**What you are asked to do**. In the records below, find each line containing the word "penampang" and copy it.

══ Materials provided ══

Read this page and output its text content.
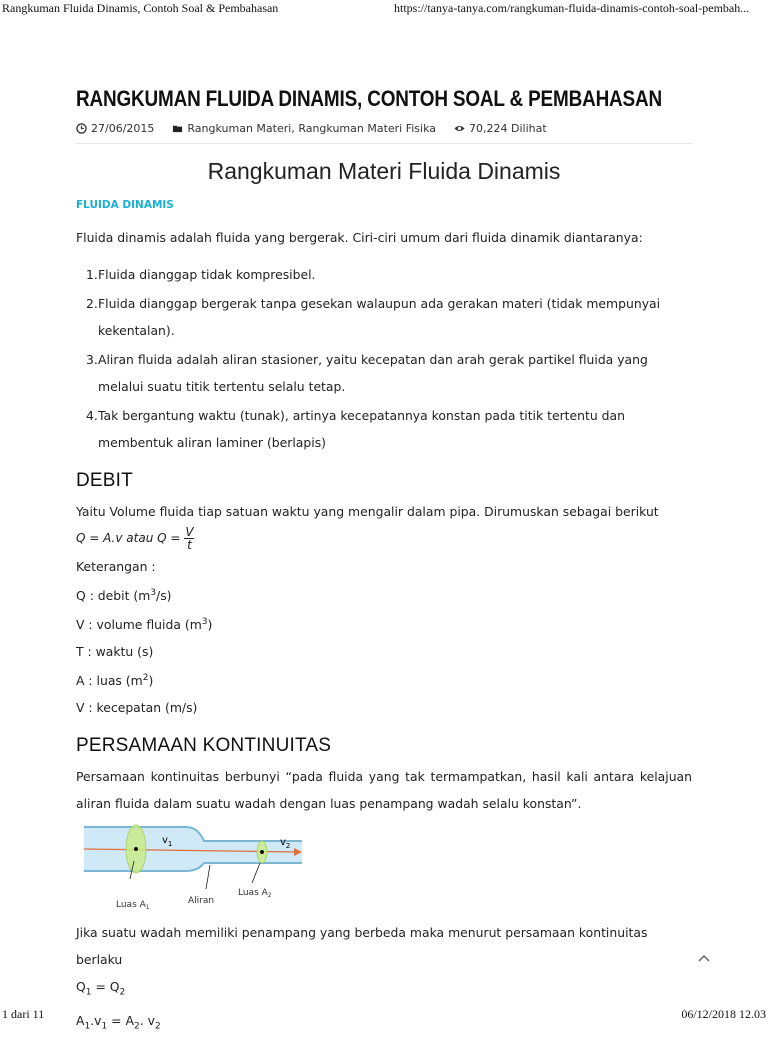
Rangkuman Fluida Dinamis, Contoh Soal & Pembahasan	https://tanya-tanya.com/rangkuman-fluida-dinamis-contoh-soal-pembah...
RANGKUMAN FLUIDA DINAMIS, CONTOH SOAL & PEMBAHASAN
27/06/2015	Rangkuman Materi, Rangkuman Materi Fisika	70,224 Dilihat
Rangkuman Materi Fluida Dinamis
FLUIDA DINAMIS

Fluida dinamis adalah fluida yang bergerak. Ciri-ciri umum dari fluida dinamik diantaranya:

1. Fluida dianggap tidak kompresibel.
2. Fluida dianggap bergerak tanpa gesekan walaupun ada gerakan materi (tidak mempunyai kekentalan).
3. Aliran fluida adalah aliran stasioner, yaitu kecepatan dan arah gerak partikel fluida yang melalui suatu titik tertentu selalu tetap.
4. Tak bergantung waktu (tunak), artinya kecepatannya konstan pada titik tertentu dan membentuk aliran laminer (berlapis)
DEBIT

Yaitu Volume fluida tiap satuan waktu yang mengalir dalam pipa. Dirumuskan sebagai berikut

Q = A.v atau $Q = \frac{V}{t}$

Keterangan :

Q : debit $(m^3/s)$

V : volume fluida $(m^3)$

T : waktu (s)

A : luas $(m^2)$

V : kecepatan (m/s)

PERSAMAAN KONTINUITAS

Persamaan kontinuitas berbunyi “pada fluida yang tak termampatkan, hasil kali antara kelajuan aliran fluida dalam suatu wadah dengan luas penampang wadah selalu konstan”.

$v_1$	$v_2$
Luas $A_1$
Aliran
Luas $A_2$

Jika suatu wadah memiliki penampang yang berbeda maka menurut persamaan kontinuitas berlaku

$Q_1 = Q_2$

$A_1.v_1 = A_2$. $v_2$

1 dari 11	06/12/2018 12.03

═══

**Solution to this exercise**.
Persamaan kontinuitas berbunyi “pada fluida yang tak termampatkan, hasil kali antara kelajuan aliran fluida dalam suatu wadah dengan luas penampang wadah selalu konstan”.
Jika suatu wadah memiliki penampang yang berbeda maka menurut persamaan kontinuitas berlaku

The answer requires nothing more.